**Challenge 1:**
In the records below, rewrite the lines between the one holding "305, 768, 310]" and the one holding "305, 333, 311]", inclusive, as a numbered list, leaving out any blank lines.

**Source:**
——————
Certificate Transparency

What is CT (Certificate Transparency)? 

Certificate Transparency is from RFC 6962 and is an extension on certificates to create a Merkle Tree (hash tree like with blockchain). The purpose of the tree is to help spot misuses of certificates and to provide a public way to audit the log of certificates issued. It was first implemented by Google in 2013 and required by google in 2017 which was then pushed back to 2018. Google has now been requiring all new certificates that are issued to have CT. The SCT (signed certificate timestamp) for CT can be sent in a TLS extension too, or with OCSP.

This is something we are thinking of adding to our library just to make it easier for users to parse out the information and view it with wolfSSL. Currently, users can get the extension by getting the peer certificate after a connection is complete and using one of the available checkers (google/cloudflare have checkers). It obviously gets more involved if adding the TLS extension (signed_certificate_timestamp) or if implementing a Monitor (application that goes out and does the audit on the certificate).
——————
**Task material:**

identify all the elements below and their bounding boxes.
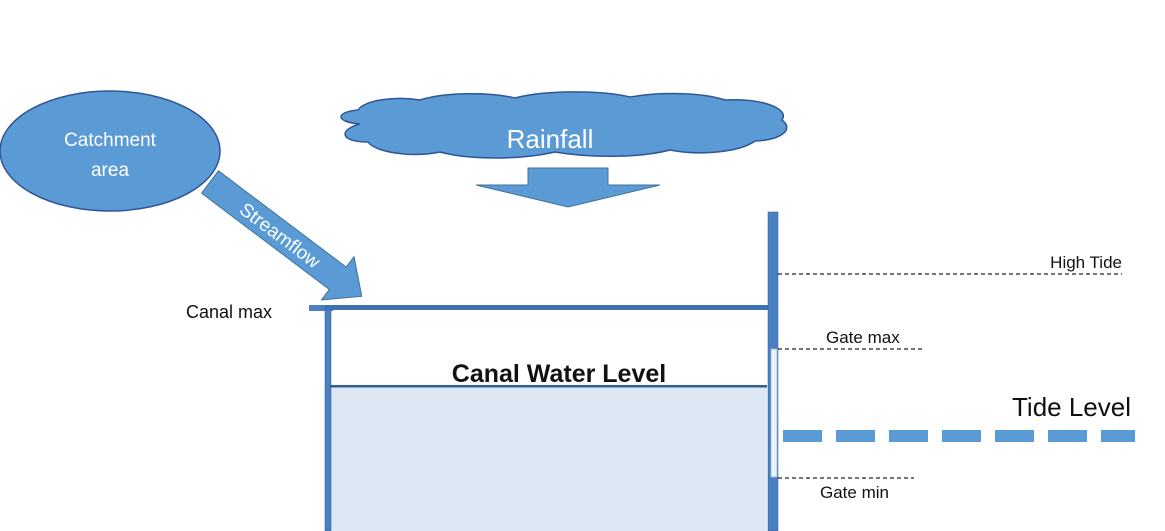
canal-max-line	[325, 305, 768, 310]
streamflow-label: Streamflow	[235, 199, 324, 273]
canal-water	[330, 387, 767, 531]
canal-max-label: Canal max	[186, 302, 272, 322]
gate-min-label: Gate min	[820, 483, 889, 502]
gate-opening	[770, 348, 778, 478]
canal-water-level-line	[330, 385, 767, 388]
catchment-ellipse	[0, 90, 221, 212]
rainfall-cloud: Rainfall	[340, 91, 788, 159]
rainfall-down-arrow	[475, 167, 661, 208]
canal-max-tick	[309, 305, 333, 311]
high-tide-label: High Tide	[1050, 253, 1122, 272]
catchment-label-line2: area	[91, 160, 129, 181]
canal-left-wall	[324, 306, 332, 531]
rainfall-label: Rainfall	[507, 124, 594, 154]
cloud-shape	[340, 91, 788, 159]
streamflow-arrow: Streamflow	[200, 170, 363, 301]
streamflow-arrow-shape	[200, 170, 363, 301]
canal-water-level-label: Canal Water Level	[452, 360, 666, 388]
catchment-label-line1: Catchment	[64, 130, 157, 151]
gate-max-label: Gate max	[826, 328, 900, 347]
tide-level-label: Tide Level	[1012, 392, 1131, 422]
catchment-area: Catchment area	[0, 90, 221, 212]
——————
**Challenge 2:**
Repeat word for word the passage of the Certificate Transparency text above between "What is CT (Certificate" and "or with OCSP.", inclusive.

**Complete output 1:**
1. canal-max-line	[325, 305, 768, 310]
2. streamflow-label: Streamflow	[235, 199, 324, 273]
3. canal-water	[330, 387, 767, 531]
4. canal-max-label: Canal max	[186, 302, 272, 322]
5. gate-min-label: Gate min	[820, 483, 889, 502]
6. gate-opening	[770, 348, 778, 478]
7. canal-water-level-line	[330, 385, 767, 388]
8. catchment-ellipse	[0, 90, 221, 212]
9. rainfall-cloud: Rainfall	[340, 91, 788, 159]
10. rainfall-down-arrow	[475, 167, 661, 208]
11. canal-max-tick	[309, 305, 333, 311]

**Complete output 2:**
What is CT (Certificate Transparency)? 

Certificate Transparency is from RFC 6962 and is an extension on certificates to create a Merkle Tree (hash tree like with blockchain). The purpose of the tree is to help spot misuses of certificates and to provide a public way to audit the log of certificates issued. It was first implemented by Google in 2013 and required by google in 2017 which was then pushed back to 2018. Google has now been requiring all new certificates that are issued to have CT. The SCT (signed certificate timestamp) for CT can be sent in a TLS extension too, or with OCSP.